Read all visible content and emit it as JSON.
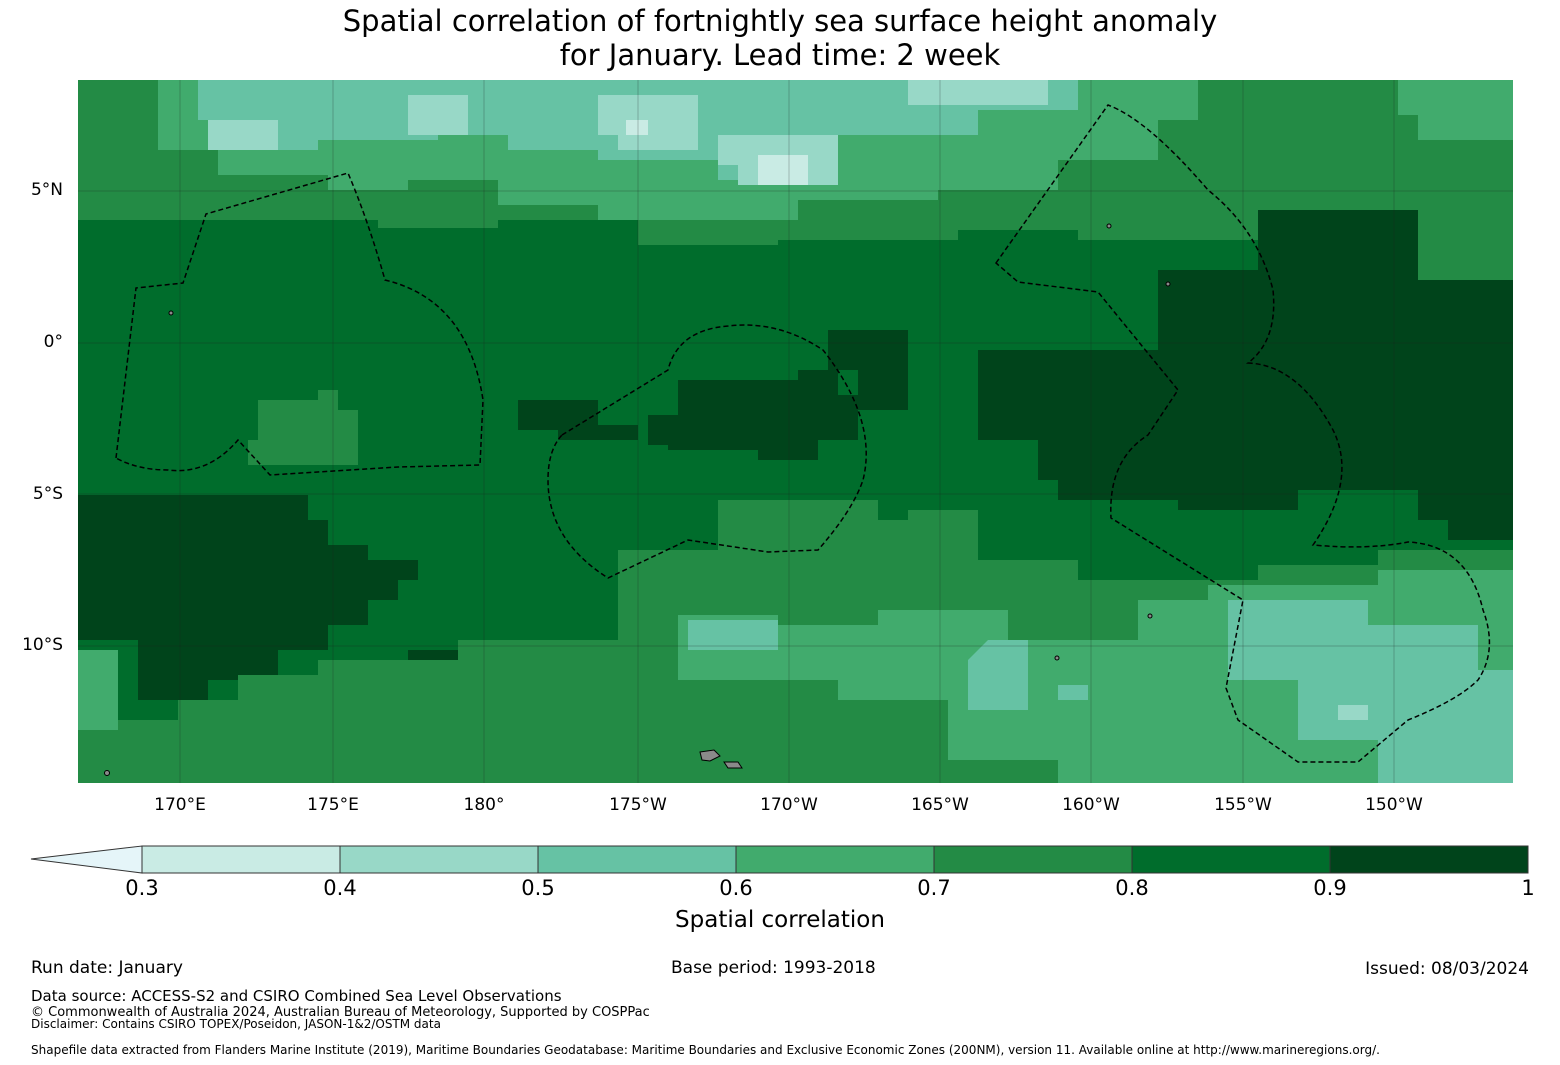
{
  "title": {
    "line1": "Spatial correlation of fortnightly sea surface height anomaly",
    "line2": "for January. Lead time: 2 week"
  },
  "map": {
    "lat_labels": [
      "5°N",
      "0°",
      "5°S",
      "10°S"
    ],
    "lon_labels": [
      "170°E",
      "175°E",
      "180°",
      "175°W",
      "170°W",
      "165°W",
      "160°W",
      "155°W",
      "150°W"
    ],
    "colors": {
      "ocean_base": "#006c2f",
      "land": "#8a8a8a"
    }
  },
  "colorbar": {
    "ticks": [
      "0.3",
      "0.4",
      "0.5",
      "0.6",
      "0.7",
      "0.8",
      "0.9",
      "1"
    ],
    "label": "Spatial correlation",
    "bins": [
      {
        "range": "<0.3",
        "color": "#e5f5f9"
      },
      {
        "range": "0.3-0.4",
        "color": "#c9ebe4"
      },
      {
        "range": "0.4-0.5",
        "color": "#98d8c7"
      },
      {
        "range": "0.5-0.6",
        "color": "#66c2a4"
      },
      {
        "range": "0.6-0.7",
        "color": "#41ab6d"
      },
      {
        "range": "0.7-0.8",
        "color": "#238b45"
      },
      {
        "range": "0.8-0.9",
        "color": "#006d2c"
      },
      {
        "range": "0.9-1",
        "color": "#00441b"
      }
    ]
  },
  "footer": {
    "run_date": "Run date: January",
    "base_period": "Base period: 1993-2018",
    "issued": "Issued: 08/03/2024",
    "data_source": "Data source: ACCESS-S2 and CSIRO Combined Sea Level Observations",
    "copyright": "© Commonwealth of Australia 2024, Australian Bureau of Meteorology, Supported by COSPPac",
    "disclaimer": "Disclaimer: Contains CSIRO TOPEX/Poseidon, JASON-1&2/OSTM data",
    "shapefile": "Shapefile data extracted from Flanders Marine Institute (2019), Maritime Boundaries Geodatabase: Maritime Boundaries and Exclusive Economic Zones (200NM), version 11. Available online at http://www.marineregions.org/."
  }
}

INSTRUCTIONS TO FOLLOW: Copy every record above exactly as written, but leave out the pictures.

REPLY TO THE TASK:
Read all visible content and emit it as JSON.
{
  "title": {
    "line1": "Spatial correlation of fortnightly sea surface height anomaly",
    "line2": "for January. Lead time: 2 week"
  },
  "map": {
    "lat_labels": [
      "5°N",
      "0°",
      "5°S",
      "10°S"
    ],
    "lon_labels": [
      "170°E",
      "175°E",
      "180°",
      "175°W",
      "170°W",
      "165°W",
      "160°W",
      "155°W",
      "150°W"
    ],
    "colors": {
      "ocean_base": "#006c2f",
      "land": "#8a8a8a"
    }
  },
  "colorbar": {
    "ticks": [
      "0.3",
      "0.4",
      "0.5",
      "0.6",
      "0.7",
      "0.8",
      "0.9",
      "1"
    ],
    "label": "Spatial correlation",
    "bins": [
      {
        "range": "<0.3",
        "color": "#e5f5f9"
      },
      {
        "range": "0.3-0.4",
        "color": "#c9ebe4"
      },
      {
        "range": "0.4-0.5",
        "color": "#98d8c7"
      },
      {
        "range": "0.5-0.6",
        "color": "#66c2a4"
      },
      {
        "range": "0.6-0.7",
        "color": "#41ab6d"
      },
      {
        "range": "0.7-0.8",
        "color": "#238b45"
      },
      {
        "range": "0.8-0.9",
        "color": "#006d2c"
      },
      {
        "range": "0.9-1",
        "color": "#00441b"
      }
    ]
  },
  "footer": {
    "run_date": "Run date: January",
    "base_period": "Base period: 1993-2018",
    "issued": "Issued: 08/03/2024",
    "data_source": "Data source: ACCESS-S2 and CSIRO Combined Sea Level Observations",
    "copyright": "© Commonwealth of Australia 2024, Australian Bureau of Meteorology, Supported by COSPPac",
    "disclaimer": "Disclaimer: Contains CSIRO TOPEX/Poseidon, JASON-1&2/OSTM data",
    "shapefile": "Shapefile data extracted from Flanders Marine Institute (2019), Maritime Boundaries Geodatabase: Maritime Boundaries and Exclusive Economic Zones (200NM), version 11. Available online at http://www.marineregions.org/."
  }
}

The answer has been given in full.